Work to complete: Every line that contains the word "недрами" should be copied.

Saved data entries:
▼▼▼
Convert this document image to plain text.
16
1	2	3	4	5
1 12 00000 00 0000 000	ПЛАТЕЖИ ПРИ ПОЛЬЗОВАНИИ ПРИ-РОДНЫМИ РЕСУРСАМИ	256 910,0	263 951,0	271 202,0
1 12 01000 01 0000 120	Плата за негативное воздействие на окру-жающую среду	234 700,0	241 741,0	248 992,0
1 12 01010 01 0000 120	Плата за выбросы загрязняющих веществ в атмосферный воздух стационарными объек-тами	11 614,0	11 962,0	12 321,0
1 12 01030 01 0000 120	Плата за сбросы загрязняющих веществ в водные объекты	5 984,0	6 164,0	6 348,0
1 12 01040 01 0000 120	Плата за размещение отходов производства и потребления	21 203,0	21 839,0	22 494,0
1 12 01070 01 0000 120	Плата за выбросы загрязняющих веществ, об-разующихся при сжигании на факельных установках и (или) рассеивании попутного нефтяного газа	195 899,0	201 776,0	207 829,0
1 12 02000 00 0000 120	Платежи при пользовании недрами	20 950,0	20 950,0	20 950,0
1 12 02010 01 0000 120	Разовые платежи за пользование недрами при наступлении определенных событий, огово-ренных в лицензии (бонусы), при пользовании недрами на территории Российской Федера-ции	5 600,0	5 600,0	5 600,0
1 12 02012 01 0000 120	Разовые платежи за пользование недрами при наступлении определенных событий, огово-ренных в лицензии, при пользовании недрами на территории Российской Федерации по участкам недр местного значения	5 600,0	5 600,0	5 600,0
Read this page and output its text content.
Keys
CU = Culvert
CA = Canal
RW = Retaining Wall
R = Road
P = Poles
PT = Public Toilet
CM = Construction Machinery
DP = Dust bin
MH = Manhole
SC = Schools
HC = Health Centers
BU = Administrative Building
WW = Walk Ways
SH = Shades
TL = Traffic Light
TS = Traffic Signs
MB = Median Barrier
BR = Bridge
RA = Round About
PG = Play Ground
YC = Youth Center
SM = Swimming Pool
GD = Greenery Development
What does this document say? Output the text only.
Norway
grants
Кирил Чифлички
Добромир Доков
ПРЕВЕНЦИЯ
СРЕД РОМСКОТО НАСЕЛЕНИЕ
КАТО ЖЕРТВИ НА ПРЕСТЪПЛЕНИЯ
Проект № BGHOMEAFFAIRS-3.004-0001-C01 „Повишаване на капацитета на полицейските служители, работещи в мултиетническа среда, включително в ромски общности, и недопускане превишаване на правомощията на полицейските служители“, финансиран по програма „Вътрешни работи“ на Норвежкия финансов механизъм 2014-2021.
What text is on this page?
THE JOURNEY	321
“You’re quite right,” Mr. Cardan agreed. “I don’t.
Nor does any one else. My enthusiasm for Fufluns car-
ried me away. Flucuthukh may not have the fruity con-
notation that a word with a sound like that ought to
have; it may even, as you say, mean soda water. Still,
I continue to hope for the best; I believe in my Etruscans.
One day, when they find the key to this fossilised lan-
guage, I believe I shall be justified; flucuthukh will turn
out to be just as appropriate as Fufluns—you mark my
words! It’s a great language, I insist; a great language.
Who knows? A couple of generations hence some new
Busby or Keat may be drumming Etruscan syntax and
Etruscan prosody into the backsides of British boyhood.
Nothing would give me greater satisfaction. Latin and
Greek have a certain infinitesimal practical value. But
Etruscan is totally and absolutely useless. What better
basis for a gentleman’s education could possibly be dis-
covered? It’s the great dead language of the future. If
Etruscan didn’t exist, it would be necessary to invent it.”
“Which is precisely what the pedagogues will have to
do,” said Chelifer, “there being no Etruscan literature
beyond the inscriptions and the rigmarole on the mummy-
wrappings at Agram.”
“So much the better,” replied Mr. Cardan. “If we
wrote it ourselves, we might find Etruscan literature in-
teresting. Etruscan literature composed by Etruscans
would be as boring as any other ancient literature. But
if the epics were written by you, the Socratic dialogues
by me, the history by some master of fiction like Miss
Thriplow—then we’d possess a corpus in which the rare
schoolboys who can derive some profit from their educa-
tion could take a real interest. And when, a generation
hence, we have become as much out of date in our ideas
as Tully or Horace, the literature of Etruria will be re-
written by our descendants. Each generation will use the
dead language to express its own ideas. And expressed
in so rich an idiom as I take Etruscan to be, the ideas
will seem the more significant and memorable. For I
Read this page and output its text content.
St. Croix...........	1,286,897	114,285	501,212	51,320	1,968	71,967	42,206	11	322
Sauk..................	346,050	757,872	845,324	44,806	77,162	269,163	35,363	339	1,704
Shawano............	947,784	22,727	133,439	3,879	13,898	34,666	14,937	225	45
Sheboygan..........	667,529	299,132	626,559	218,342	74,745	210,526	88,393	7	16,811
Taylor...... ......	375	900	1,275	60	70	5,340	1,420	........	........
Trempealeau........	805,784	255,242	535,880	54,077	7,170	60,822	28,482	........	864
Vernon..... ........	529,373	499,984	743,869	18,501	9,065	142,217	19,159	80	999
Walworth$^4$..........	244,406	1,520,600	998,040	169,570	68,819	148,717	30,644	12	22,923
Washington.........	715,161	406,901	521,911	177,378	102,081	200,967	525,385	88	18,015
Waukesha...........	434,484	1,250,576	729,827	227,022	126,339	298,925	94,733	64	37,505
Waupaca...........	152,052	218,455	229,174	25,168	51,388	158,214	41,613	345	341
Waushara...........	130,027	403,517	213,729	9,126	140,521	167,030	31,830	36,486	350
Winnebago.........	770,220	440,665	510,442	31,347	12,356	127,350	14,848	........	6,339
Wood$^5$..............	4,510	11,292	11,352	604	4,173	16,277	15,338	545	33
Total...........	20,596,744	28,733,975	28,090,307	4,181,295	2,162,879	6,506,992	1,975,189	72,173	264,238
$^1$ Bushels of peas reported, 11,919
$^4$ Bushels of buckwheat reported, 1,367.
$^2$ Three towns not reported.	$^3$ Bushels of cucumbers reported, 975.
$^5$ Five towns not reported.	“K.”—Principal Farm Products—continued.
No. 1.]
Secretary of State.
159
▲▲▲
Full response:
1 12 02000 00 0000 120	Платежи при пользовании недрами	20 950,0	20 950,0	20 950,0
1 12 02010 01 0000 120	Разовые платежи за пользование недрами при наступлении определенных событий, огово-ренных в лицензии (бонусы), при пользовании недрами на территории Российской Федера-ции	5 600,0	5 600,0	5 600,0
1 12 02012 01 0000 120	Разовые платежи за пользование недрами при наступлении определенных событий, огово-ренных в лицензии, при пользовании недрами на территории Российской Федерации по участкам недр местного значения	5 600,0	5 600,0	5 600,0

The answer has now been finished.